**What you need to do:**
Count each line below that has "英镑美元" anywhere in it. Answer with the total alone.

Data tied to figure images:
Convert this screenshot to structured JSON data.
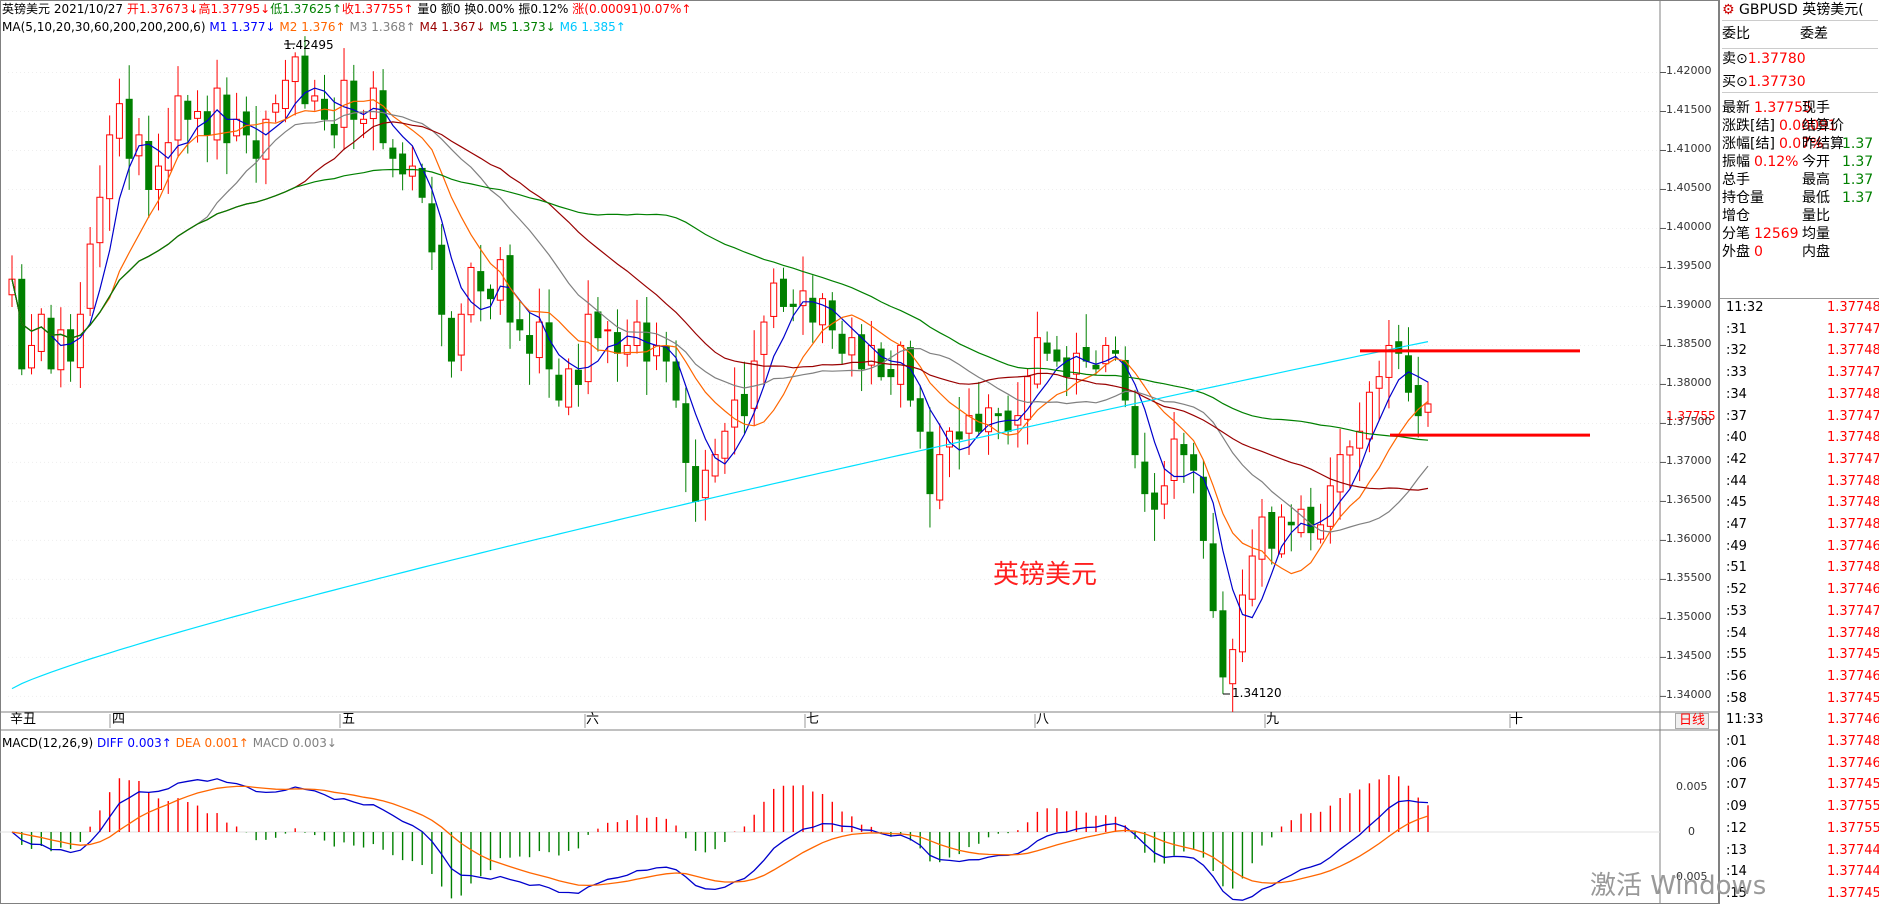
{
  "header": {
    "symbol": "英镑美元",
    "date": "2021/10/27",
    "open": "开1.37673↓",
    "high": "高1.37795↓",
    "low": "低1.37625↑",
    "close": "收1.37755↑",
    "volume": "量0",
    "amount": "额0",
    "turnover": "换0.00%",
    "amplitude": "振0.12%",
    "change": "涨(0.00091)0.07%↑"
  },
  "ma_line": {
    "label": "MA(5,10,20,30,60,200,200,200,6)",
    "m1": "M1 1.377↓",
    "m2": "M2 1.376↑",
    "m3": "M3 1.368↑",
    "m4": "M4 1.367↓",
    "m5": "M5 1.373↓",
    "m6": "M6 1.385↑"
  },
  "chart_data": {
    "type": "candlestick",
    "title": "英镑美元",
    "ylim": [
      1.338,
      1.4275
    ],
    "yticks": [
      "1.42000",
      "1.41500",
      "1.41000",
      "1.40500",
      "1.40000",
      "1.39500",
      "1.39000",
      "1.38500",
      "1.38000",
      "1.37500",
      "1.37000",
      "1.36500",
      "1.36000",
      "1.35500",
      "1.35000",
      "1.34500",
      "1.34000"
    ],
    "current_price": "1.37755",
    "max_label": "1.42495",
    "min_label": "1.34120",
    "month_labels": [
      "辛丑",
      "四",
      "五",
      "六",
      "七",
      "八",
      "九",
      "十"
    ],
    "dayline_button": "日线",
    "closes": [
      1.3935,
      1.382,
      1.385,
      1.389,
      1.382,
      1.387,
      1.383,
      1.389,
      1.398,
      1.404,
      1.412,
      1.416,
      1.409,
      1.412,
      1.405,
      1.408,
      1.411,
      1.417,
      1.414,
      1.415,
      1.412,
      1.418,
      1.411,
      1.414,
      1.412,
      1.409,
      1.414,
      1.416,
      1.419,
      1.422,
      1.416,
      1.417,
      1.414,
      1.412,
      1.419,
      1.414,
      1.414,
      1.418,
      1.411,
      1.409,
      1.407,
      1.408,
      1.404,
      1.397,
      1.389,
      1.383,
      1.389,
      1.395,
      1.392,
      1.391,
      1.396,
      1.388,
      1.387,
      1.384,
      1.388,
      1.382,
      1.378,
      1.382,
      1.38,
      1.389,
      1.386,
      1.387,
      1.384,
      1.385,
      1.388,
      1.383,
      1.385,
      1.383,
      1.378,
      1.37,
      1.365,
      1.369,
      1.371,
      1.374,
      1.378,
      1.376,
      1.383,
      1.388,
      1.393,
      1.39,
      1.39,
      1.392,
      1.388,
      1.391,
      1.387,
      1.384,
      1.386,
      1.382,
      1.385,
      1.381,
      1.381,
      1.385,
      1.378,
      1.374,
      1.366,
      1.371,
      1.374,
      1.373,
      1.376,
      1.374,
      1.377,
      1.376,
      1.374,
      1.376,
      1.381,
      1.386,
      1.384,
      1.383,
      1.381,
      1.384,
      1.383,
      1.382,
      1.385,
      1.384,
      1.378,
      1.371,
      1.366,
      1.364,
      1.367,
      1.373,
      1.371,
      1.369,
      1.36,
      1.351,
      1.3425,
      1.346,
      1.353,
      1.358,
      1.363,
      1.359,
      1.363,
      1.362,
      1.364,
      1.361,
      1.362,
      1.367,
      1.371,
      1.372,
      1.374,
      1.379,
      1.381,
      1.385,
      1.384,
      1.379,
      1.376,
      1.3775
    ],
    "ma6_range": [
      1.341,
      1.3855
    ],
    "support_level": 1.3735,
    "resistance_level": 1.3843
  },
  "macd": {
    "label": "MACD(12,26,9)",
    "diff": "DIFF 0.003↑",
    "dea": "DEA 0.001↑",
    "macd": "MACD 0.003↓",
    "yticks": [
      "0.005",
      "0",
      "-0.005"
    ]
  },
  "quote_panel": {
    "title": "GBPUSD 英镑美元(",
    "wb_label": "委比",
    "wc_label": "委差",
    "sell_label": "卖⊙",
    "sell_price": "1.37780",
    "buy_label": "买⊙",
    "buy_price": "1.37730",
    "rows": [
      {
        "l": "最新",
        "lv": "1.37755",
        "r": "现手",
        "rv": ""
      },
      {
        "l": "涨跌[结]",
        "lv": "0.00091",
        "r": "结算价",
        "rv": ""
      },
      {
        "l": "涨幅[结]",
        "lv": "0.07%",
        "r": "昨结算",
        "rv": "1.37"
      },
      {
        "l": "振幅",
        "lv": "0.12%",
        "r": "今开",
        "rv": "1.37"
      },
      {
        "l": "总手",
        "lv": "",
        "r": "最高",
        "rv": "1.37"
      },
      {
        "l": "持仓量",
        "lv": "",
        "r": "最低",
        "rv": "1.37"
      },
      {
        "l": "增仓",
        "lv": "",
        "r": "量比",
        "rv": ""
      },
      {
        "l": "分笔",
        "lv": "12569",
        "r": "均量",
        "rv": ""
      },
      {
        "l": "外盘",
        "lv": "0",
        "r": "内盘",
        "rv": ""
      }
    ],
    "ticks": [
      {
        "t": "11:32",
        "p": "1.37748"
      },
      {
        "t": ":31",
        "p": "1.37747"
      },
      {
        "t": ":32",
        "p": "1.37748"
      },
      {
        "t": ":33",
        "p": "1.37747"
      },
      {
        "t": ":34",
        "p": "1.37748"
      },
      {
        "t": ":37",
        "p": "1.37747"
      },
      {
        "t": ":40",
        "p": "1.37748"
      },
      {
        "t": ":42",
        "p": "1.37747"
      },
      {
        "t": ":44",
        "p": "1.37748"
      },
      {
        "t": ":45",
        "p": "1.37748"
      },
      {
        "t": ":47",
        "p": "1.37748"
      },
      {
        "t": ":49",
        "p": "1.37746"
      },
      {
        "t": ":51",
        "p": "1.37748"
      },
      {
        "t": ":52",
        "p": "1.37746"
      },
      {
        "t": ":53",
        "p": "1.37747"
      },
      {
        "t": ":54",
        "p": "1.37748"
      },
      {
        "t": ":55",
        "p": "1.37745"
      },
      {
        "t": ":56",
        "p": "1.37746"
      },
      {
        "t": ":58",
        "p": "1.37745"
      },
      {
        "t": "11:33",
        "p": "1.37746"
      },
      {
        "t": ":01",
        "p": "1.37748"
      },
      {
        "t": ":06",
        "p": "1.37746"
      },
      {
        "t": ":07",
        "p": "1.37745"
      },
      {
        "t": ":09",
        "p": "1.37755"
      },
      {
        "t": ":12",
        "p": "1.37755"
      },
      {
        "t": ":13",
        "p": "1.37744"
      },
      {
        "t": ":14",
        "p": "1.37744"
      },
      {
        "t": ":15",
        "p": "1.37745"
      }
    ]
  },
  "watermark": "激活 Windows",
  "colors": {
    "up": "#ff0000",
    "down": "#008000",
    "ma1": "#0000cc",
    "ma2": "#ff6600",
    "ma3": "#808080",
    "ma4": "#990000",
    "ma5": "#008000",
    "ma6": "#00e0ff",
    "grid": "#c0c0c0"
  }
}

**Response:**
3